* _RECORD SET_:
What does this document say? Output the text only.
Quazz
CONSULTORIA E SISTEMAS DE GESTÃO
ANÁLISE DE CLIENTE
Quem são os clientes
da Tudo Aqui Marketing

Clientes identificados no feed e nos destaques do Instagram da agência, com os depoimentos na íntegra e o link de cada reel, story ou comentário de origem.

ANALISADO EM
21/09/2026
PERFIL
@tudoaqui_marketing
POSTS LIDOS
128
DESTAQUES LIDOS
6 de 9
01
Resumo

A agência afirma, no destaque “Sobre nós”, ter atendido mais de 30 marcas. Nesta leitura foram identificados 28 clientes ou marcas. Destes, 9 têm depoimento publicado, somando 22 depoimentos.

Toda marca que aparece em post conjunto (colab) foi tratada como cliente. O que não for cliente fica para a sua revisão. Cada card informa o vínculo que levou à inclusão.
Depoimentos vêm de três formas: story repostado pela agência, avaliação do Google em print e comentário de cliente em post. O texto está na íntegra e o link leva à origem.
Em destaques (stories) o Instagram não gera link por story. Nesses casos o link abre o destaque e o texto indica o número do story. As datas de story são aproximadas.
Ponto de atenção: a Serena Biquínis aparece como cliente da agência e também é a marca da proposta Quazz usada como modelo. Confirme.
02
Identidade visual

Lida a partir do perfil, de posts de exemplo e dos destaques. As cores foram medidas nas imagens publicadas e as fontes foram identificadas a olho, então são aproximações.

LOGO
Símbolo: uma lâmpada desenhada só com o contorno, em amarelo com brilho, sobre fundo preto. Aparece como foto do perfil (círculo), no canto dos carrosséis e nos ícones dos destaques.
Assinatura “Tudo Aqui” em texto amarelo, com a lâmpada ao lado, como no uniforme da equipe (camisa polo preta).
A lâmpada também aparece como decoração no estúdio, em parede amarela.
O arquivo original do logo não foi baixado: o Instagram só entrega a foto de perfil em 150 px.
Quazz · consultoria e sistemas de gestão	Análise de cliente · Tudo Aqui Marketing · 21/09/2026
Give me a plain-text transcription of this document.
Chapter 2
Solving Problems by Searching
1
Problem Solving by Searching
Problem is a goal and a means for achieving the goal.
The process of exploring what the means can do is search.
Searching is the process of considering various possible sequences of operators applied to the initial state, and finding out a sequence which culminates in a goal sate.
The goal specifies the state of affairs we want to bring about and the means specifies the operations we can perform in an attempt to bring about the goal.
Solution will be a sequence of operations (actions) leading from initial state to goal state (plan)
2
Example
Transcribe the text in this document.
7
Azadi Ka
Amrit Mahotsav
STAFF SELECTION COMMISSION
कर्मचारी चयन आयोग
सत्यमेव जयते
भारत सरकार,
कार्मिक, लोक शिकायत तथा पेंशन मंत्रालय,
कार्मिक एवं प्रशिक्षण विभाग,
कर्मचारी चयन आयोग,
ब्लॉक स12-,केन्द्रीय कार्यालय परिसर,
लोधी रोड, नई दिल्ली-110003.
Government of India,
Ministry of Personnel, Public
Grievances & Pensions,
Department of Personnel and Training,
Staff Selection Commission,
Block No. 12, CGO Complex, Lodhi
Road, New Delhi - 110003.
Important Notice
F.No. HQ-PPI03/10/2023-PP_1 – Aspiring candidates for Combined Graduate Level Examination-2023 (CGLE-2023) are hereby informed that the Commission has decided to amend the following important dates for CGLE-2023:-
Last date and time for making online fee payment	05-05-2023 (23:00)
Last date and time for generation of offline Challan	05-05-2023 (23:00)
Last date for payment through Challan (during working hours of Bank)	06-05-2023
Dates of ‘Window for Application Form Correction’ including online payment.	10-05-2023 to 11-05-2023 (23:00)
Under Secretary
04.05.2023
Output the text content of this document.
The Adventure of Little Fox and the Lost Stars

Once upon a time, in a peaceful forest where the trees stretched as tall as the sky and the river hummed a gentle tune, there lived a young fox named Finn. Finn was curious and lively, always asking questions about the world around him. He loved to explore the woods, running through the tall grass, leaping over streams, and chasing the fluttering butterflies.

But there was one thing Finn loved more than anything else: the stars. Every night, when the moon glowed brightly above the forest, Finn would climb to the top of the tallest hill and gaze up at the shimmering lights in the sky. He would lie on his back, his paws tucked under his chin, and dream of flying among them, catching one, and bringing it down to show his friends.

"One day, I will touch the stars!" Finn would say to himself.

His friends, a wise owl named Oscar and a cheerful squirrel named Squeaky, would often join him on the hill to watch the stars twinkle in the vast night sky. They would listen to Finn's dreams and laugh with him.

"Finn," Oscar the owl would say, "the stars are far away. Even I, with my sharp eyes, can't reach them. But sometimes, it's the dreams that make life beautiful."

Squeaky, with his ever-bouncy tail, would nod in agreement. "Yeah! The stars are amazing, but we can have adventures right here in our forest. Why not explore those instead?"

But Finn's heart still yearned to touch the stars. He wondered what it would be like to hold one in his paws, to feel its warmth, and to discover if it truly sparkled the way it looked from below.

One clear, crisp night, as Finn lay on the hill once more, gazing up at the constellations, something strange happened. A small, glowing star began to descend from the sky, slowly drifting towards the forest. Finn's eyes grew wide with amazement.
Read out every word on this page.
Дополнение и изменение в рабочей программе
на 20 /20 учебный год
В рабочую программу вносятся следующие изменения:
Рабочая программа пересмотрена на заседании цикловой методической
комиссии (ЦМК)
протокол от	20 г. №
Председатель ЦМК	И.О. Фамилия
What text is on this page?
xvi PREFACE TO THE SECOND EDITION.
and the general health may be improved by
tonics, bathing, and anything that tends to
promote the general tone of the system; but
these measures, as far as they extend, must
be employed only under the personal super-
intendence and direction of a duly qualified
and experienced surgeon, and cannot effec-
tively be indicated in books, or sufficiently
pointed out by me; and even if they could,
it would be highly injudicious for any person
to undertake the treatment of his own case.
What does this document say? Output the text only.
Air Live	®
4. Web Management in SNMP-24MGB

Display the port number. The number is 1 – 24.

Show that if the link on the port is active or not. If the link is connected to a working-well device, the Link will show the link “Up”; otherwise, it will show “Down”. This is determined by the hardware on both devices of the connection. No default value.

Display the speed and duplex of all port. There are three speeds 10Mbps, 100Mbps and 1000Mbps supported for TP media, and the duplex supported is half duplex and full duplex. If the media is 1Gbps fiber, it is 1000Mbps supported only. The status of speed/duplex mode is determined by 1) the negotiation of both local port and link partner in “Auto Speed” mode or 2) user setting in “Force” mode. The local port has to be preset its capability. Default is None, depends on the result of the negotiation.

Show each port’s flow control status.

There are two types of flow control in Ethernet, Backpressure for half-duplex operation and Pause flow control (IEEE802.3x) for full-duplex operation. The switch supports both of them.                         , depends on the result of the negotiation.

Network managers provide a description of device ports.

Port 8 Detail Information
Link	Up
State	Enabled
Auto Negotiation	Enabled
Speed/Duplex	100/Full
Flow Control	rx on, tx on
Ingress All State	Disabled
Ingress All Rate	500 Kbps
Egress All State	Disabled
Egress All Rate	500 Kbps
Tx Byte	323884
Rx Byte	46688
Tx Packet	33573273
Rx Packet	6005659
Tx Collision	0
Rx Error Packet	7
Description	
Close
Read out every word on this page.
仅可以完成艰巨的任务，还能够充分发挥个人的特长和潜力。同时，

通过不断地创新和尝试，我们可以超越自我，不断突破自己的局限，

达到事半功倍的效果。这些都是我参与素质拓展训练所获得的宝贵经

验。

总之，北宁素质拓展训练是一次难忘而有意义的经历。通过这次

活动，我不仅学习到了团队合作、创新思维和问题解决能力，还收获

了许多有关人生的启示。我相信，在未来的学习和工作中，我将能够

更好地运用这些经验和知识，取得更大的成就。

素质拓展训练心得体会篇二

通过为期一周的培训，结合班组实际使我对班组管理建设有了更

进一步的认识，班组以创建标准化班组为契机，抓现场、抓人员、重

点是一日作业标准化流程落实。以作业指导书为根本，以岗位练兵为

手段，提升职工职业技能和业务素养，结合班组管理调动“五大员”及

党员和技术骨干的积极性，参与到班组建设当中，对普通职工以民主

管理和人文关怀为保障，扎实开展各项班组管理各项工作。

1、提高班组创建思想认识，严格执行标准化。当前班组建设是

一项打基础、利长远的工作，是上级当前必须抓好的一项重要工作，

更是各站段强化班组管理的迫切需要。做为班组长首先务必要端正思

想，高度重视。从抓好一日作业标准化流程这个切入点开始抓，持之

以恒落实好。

* _PROBLEM STATEMENT_:
Return all lines containing the word "online".

* _REPLY TO THE EXERCISE_:
Last date and time for making online fee payment	05-05-2023 (23:00)
Dates of ‘Window for Application Form Correction’ including online payment.	10-05-2023 to 11-05-2023 (23:00)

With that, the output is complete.